● **Given task**
Provide only the number of lines in the listing that contain the string "this".

== Data provided ==

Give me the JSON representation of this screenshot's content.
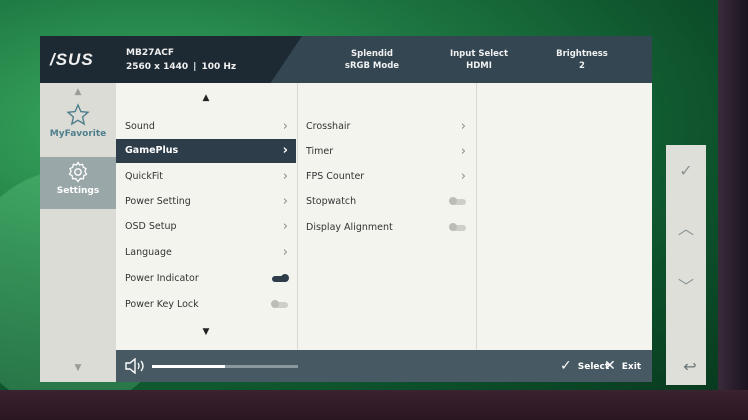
{
  "header": {
    "logo": "/SUS",
    "model": "MB27ACF",
    "resolution": "2560 x 1440",
    "refresh": "100 Hz",
    "splendid_label": "Splendid",
    "splendid_value": "sRGB Mode",
    "input_label": "Input Select",
    "input_value": "HDMI",
    "brightness_label": "Brightness",
    "brightness_value": "2"
  },
  "sidebar": {
    "items": [
      {
        "label": "MyFavorite",
        "icon": "star-icon"
      },
      {
        "label": "Settings",
        "icon": "gear-icon"
      }
    ]
  },
  "menu": {
    "items": [
      {
        "label": "Sound",
        "type": "submenu"
      },
      {
        "label": "GamePlus",
        "type": "submenu",
        "selected": true
      },
      {
        "label": "QuickFit",
        "type": "submenu"
      },
      {
        "label": "Power Setting",
        "type": "submenu"
      },
      {
        "label": "OSD Setup",
        "type": "submenu"
      },
      {
        "label": "Language",
        "type": "submenu"
      },
      {
        "label": "Power Indicator",
        "type": "toggle",
        "on": true
      },
      {
        "label": "Power Key Lock",
        "type": "toggle",
        "on": false
      }
    ]
  },
  "submenu": {
    "items": [
      {
        "label": "Crosshair",
        "type": "submenu"
      },
      {
        "label": "Timer",
        "type": "submenu"
      },
      {
        "label": "FPS Counter",
        "type": "submenu"
      },
      {
        "label": "Stopwatch",
        "type": "toggle",
        "on": false
      },
      {
        "label": "Display Alignment",
        "type": "toggle",
        "on": false
      }
    ]
  },
  "footer": {
    "volume_fraction": 0.5,
    "select_label": "Select",
    "exit_label": "Exit"
  },
  "colors": {
    "header_bg": "#334652",
    "selected_bg": "#2d3e4a",
    "panel_bg": "#f4f4ef",
    "footer_bg": "#475a63"
  }
}
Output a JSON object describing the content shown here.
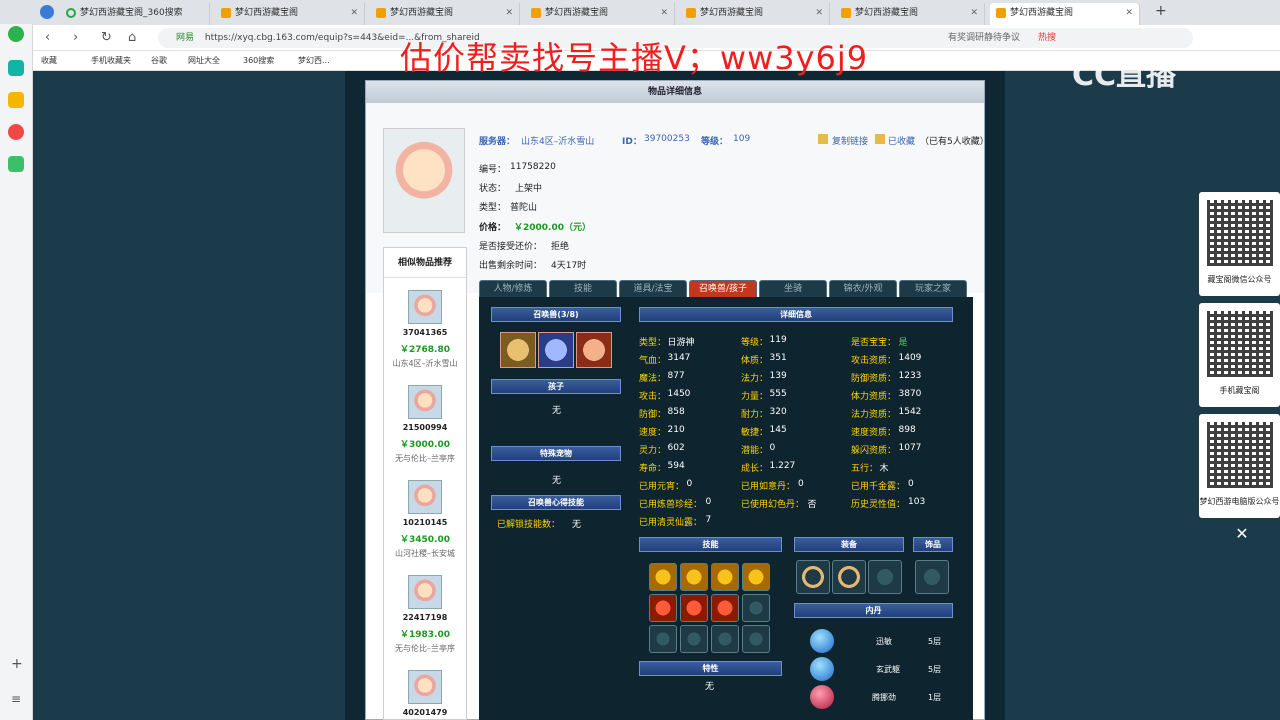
{
  "browser": {
    "tabs": [
      {
        "label": "梦幻西游藏宝阁_360搜索"
      },
      {
        "label": "梦幻西游藏宝阁"
      },
      {
        "label": "梦幻西游藏宝阁"
      },
      {
        "label": "梦幻西游藏宝阁"
      },
      {
        "label": "梦幻西游藏宝阁"
      },
      {
        "label": "梦幻西游藏宝阁"
      },
      {
        "label": "梦幻西游藏宝阁"
      }
    ],
    "url_prefix": "网易",
    "url": "https://xyq.cbg.163.com/equip?s=443&eid=...&from_shareid",
    "hint": "有奖调研静待争议",
    "hot": "热搜",
    "bookmarks": [
      "收藏",
      "手机收藏夹",
      "谷歌",
      "网址大全",
      "360搜索",
      "梦幻西..."
    ]
  },
  "overlay_text": "估价帮卖找号主播V；ww3y6j9",
  "cc_logo": "CC直播",
  "panel_title": "物品详细信息",
  "info": {
    "server_label": "服务器：",
    "server": "山东4区–沂水雪山",
    "id_label": "ID：",
    "id": "39700253",
    "level_label": "等级：",
    "level": "109",
    "copy_link": "复制链接",
    "collected": "已收藏",
    "collect_count": "（已有5人收藏）",
    "number_label": "编号：",
    "number": "11758220",
    "status_label": "状态：",
    "status": "上架中",
    "type_label": "类型：",
    "type": "普陀山",
    "price_label": "价格：",
    "price": "￥2000.00（元）",
    "counter_label": "是否接受还价：",
    "counter": "拒绝",
    "remain_label": "出售剩余时间：",
    "remain": "4天17时"
  },
  "similar": {
    "title": "相似物品推荐",
    "items": [
      {
        "id": "37041365",
        "price": "￥2768.80",
        "server": "山东4区–沂水雪山"
      },
      {
        "id": "21500994",
        "price": "￥3000.00",
        "server": "无与伦比–兰亭序"
      },
      {
        "id": "10210145",
        "price": "￥3450.00",
        "server": "山河社稷–长安城"
      },
      {
        "id": "22417198",
        "price": "￥1983.00",
        "server": "无与伦比–兰亭序"
      },
      {
        "id": "40201479",
        "price": "",
        "server": ""
      }
    ]
  },
  "game_tabs": [
    "人物/修炼",
    "技能",
    "道具/法宝",
    "召唤兽/孩子",
    "坐骑",
    "锦衣/外观",
    "玩家之家"
  ],
  "left_col": {
    "pets_header": "召唤兽(3/8)",
    "child_header": "孩子",
    "child_value": "无",
    "special_header": "特殊宠物",
    "special_value": "无",
    "pet_skill_header": "召唤兽心得技能",
    "unlocked_label": "已解锁技能数：",
    "unlocked_value": "无"
  },
  "detail": {
    "header": "详细信息",
    "rows": [
      [
        [
          "类型：",
          "日游神"
        ],
        [
          "等级：",
          "119"
        ],
        [
          "是否宝宝：",
          "是"
        ]
      ],
      [
        [
          "气血：",
          "3147"
        ],
        [
          "体质：",
          "351"
        ],
        [
          "攻击资质：",
          "1409"
        ]
      ],
      [
        [
          "魔法：",
          "877"
        ],
        [
          "法力：",
          "139"
        ],
        [
          "防御资质：",
          "1233"
        ]
      ],
      [
        [
          "攻击：",
          "1450"
        ],
        [
          "力量：",
          "555"
        ],
        [
          "体力资质：",
          "3870"
        ]
      ],
      [
        [
          "防御：",
          "858"
        ],
        [
          "耐力：",
          "320"
        ],
        [
          "法力资质：",
          "1542"
        ]
      ],
      [
        [
          "速度：",
          "210"
        ],
        [
          "敏捷：",
          "145"
        ],
        [
          "速度资质：",
          "898"
        ]
      ],
      [
        [
          "灵力：",
          "602"
        ],
        [
          "潜能：",
          "0"
        ],
        [
          "躲闪资质：",
          "1077"
        ]
      ],
      [
        [
          "寿命：",
          "594"
        ],
        [
          "成长：",
          "1.227"
        ],
        [
          "五行：",
          "木"
        ]
      ],
      [
        [
          "已用元宵：",
          "0"
        ],
        [
          "已用如意丹：",
          "0"
        ],
        [
          "已用千金露：",
          "0"
        ]
      ],
      [
        [
          "已用炼兽珍经：",
          "0"
        ],
        [
          "已使用幻色丹：",
          "否"
        ],
        [
          "历史灵性值：",
          "103"
        ]
      ],
      [
        [
          "已用清灵仙露：",
          "7"
        ],
        [
          "",
          ""
        ],
        [
          "",
          ""
        ]
      ]
    ]
  },
  "skills_header": "技能",
  "equip_header": "装备",
  "ornament_header": "饰品",
  "trait_header": "特性",
  "trait_value": "无",
  "neidan": {
    "header": "内丹",
    "items": [
      {
        "name": "迅敏",
        "level": "5层"
      },
      {
        "name": "玄武躯",
        "level": "5层"
      },
      {
        "name": "腾挪劲",
        "level": "1层"
      }
    ]
  },
  "qr": [
    {
      "caption": "藏宝阁微信公众号"
    },
    {
      "caption": "手机藏宝阁"
    },
    {
      "caption": "梦幻西游电脑版公众号"
    }
  ],
  "close": "✕"
}
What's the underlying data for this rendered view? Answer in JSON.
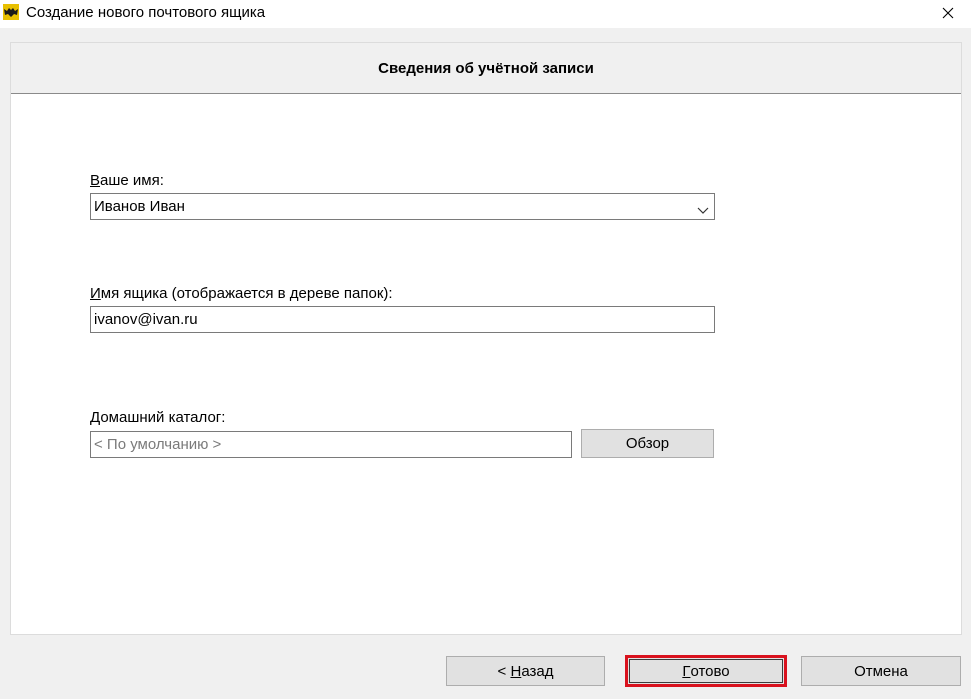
{
  "window": {
    "title": "Создание нового почтового ящика",
    "app_icon": "bat-icon"
  },
  "header": {
    "title": "Сведения об учётной записи"
  },
  "form": {
    "name": {
      "label_accel": "В",
      "label_rest": "аше имя:",
      "value": "Иванов Иван"
    },
    "mailbox": {
      "label_accel": "И",
      "label_rest": "мя ящика (отображается в дереве папок):",
      "value": "ivanov@ivan.ru"
    },
    "home_dir": {
      "label_accel": "Д",
      "label_rest": "омашний каталог:",
      "placeholder": "< По умолчанию >",
      "browse_label": "Обзор"
    }
  },
  "footer": {
    "back_prefix": "< ",
    "back_accel": "Н",
    "back_rest": "азад",
    "finish_accel": "Г",
    "finish_rest": "отово",
    "cancel_label": "Отмена"
  },
  "colors": {
    "highlight": "#d9121e",
    "window_bg": "#f0f0f0",
    "content_bg": "#ffffff"
  }
}
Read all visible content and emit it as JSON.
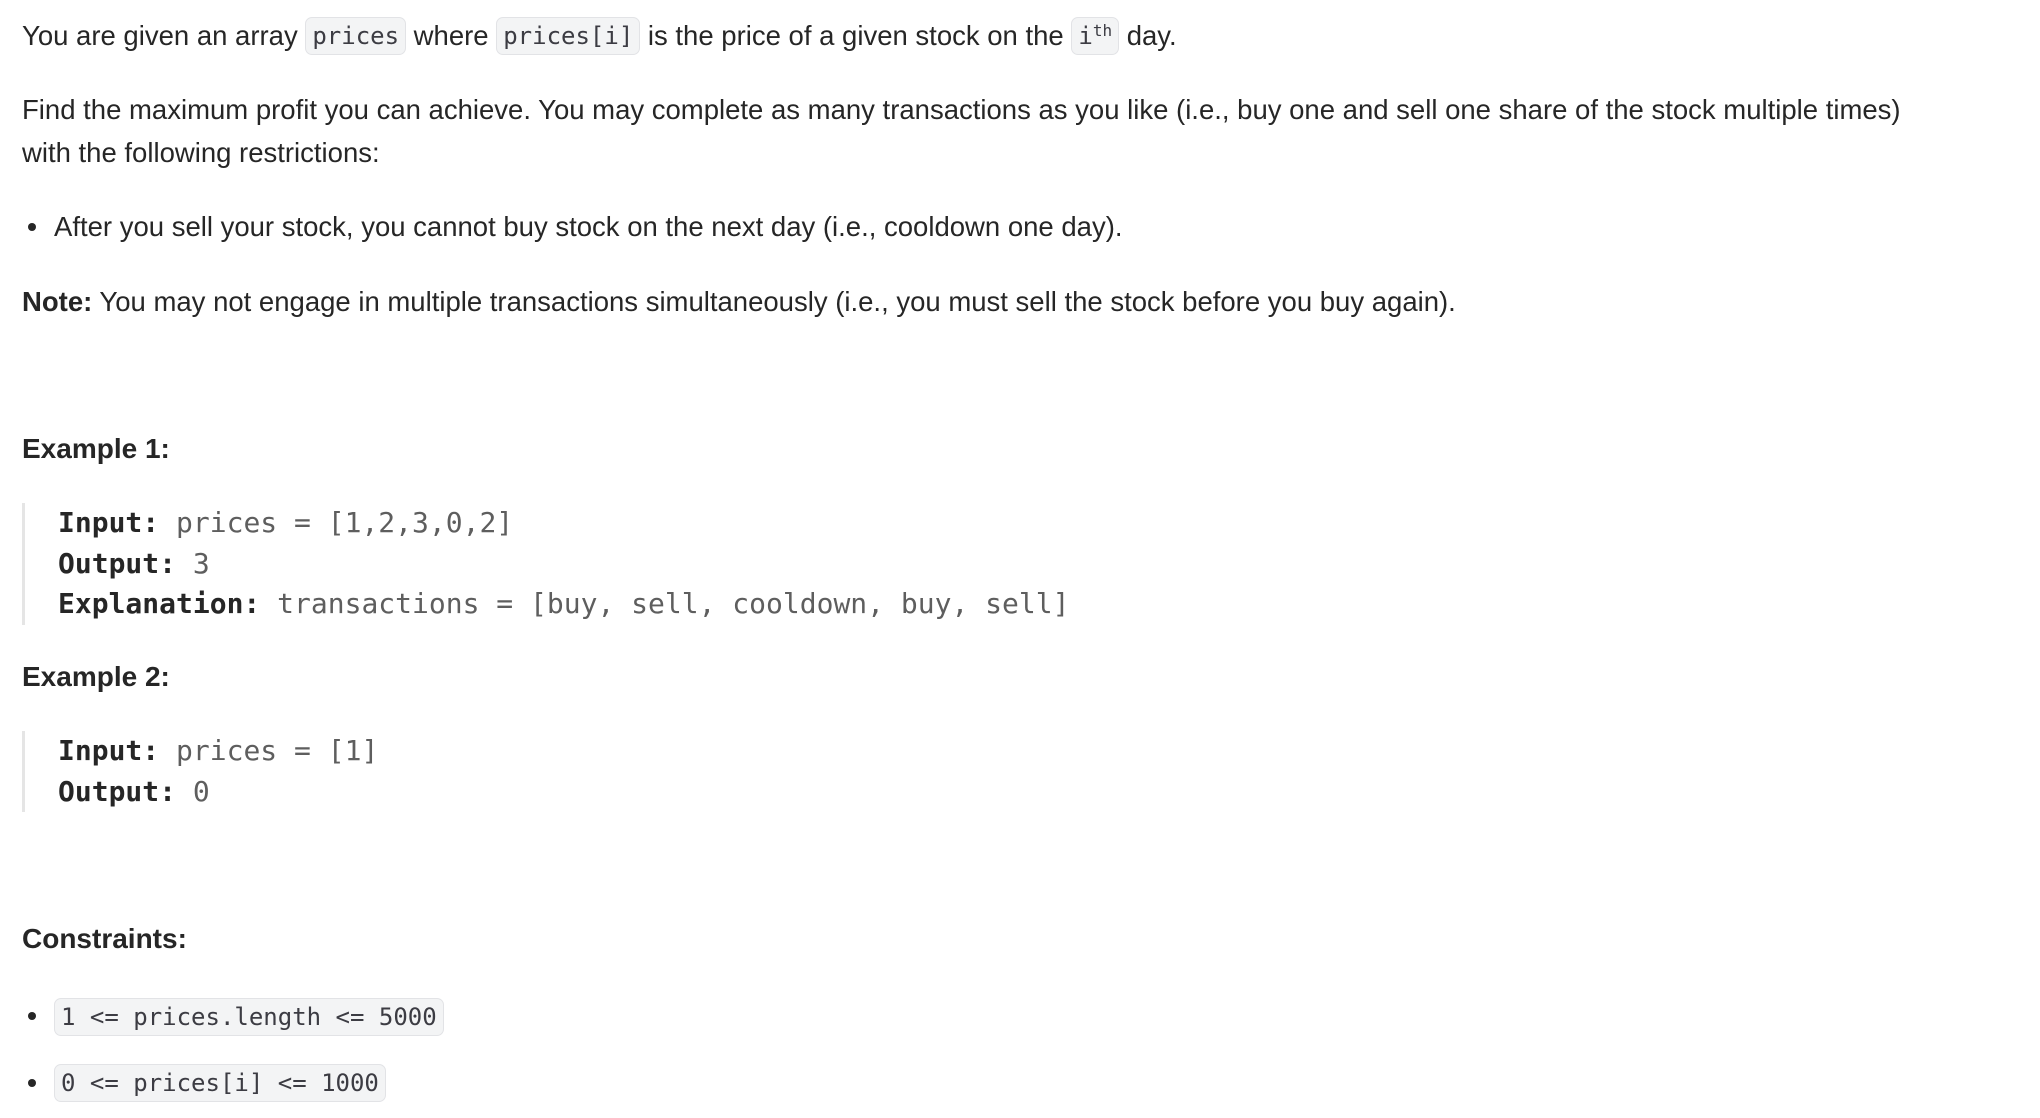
{
  "intro": {
    "t1": "You are given an array ",
    "c1": "prices",
    "t2": " where ",
    "c2": "prices[i]",
    "t3": " is the price of a given stock on the ",
    "c3_base": "i",
    "c3_sup": "th",
    "t4": " day."
  },
  "para2": {
    "line1": "Find the maximum profit you can achieve. You may complete as many transactions as you like (i.e., buy one and sell one share of the stock multiple times)",
    "line2": "with the following restrictions:"
  },
  "restrictions": [
    "After you sell your stock, you cannot buy stock on the next day (i.e., cooldown one day)."
  ],
  "note": {
    "label": "Note:",
    "text": " You may not engage in multiple transactions simultaneously (i.e., you must sell the stock before you buy again)."
  },
  "examples": [
    {
      "title": "Example 1:",
      "input_label": "Input:",
      "input_value": " prices = [1,2,3,0,2]",
      "output_label": "Output:",
      "output_value": " 3",
      "explanation_label": "Explanation:",
      "explanation_value": " transactions = [buy, sell, cooldown, buy, sell]"
    },
    {
      "title": "Example 2:",
      "input_label": "Input:",
      "input_value": " prices = [1]",
      "output_label": "Output:",
      "output_value": " 0"
    }
  ],
  "constraints": {
    "title": "Constraints:",
    "items": [
      "1 <= prices.length <= 5000",
      "0 <= prices[i] <= 1000"
    ]
  }
}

===

● **Written solution**
2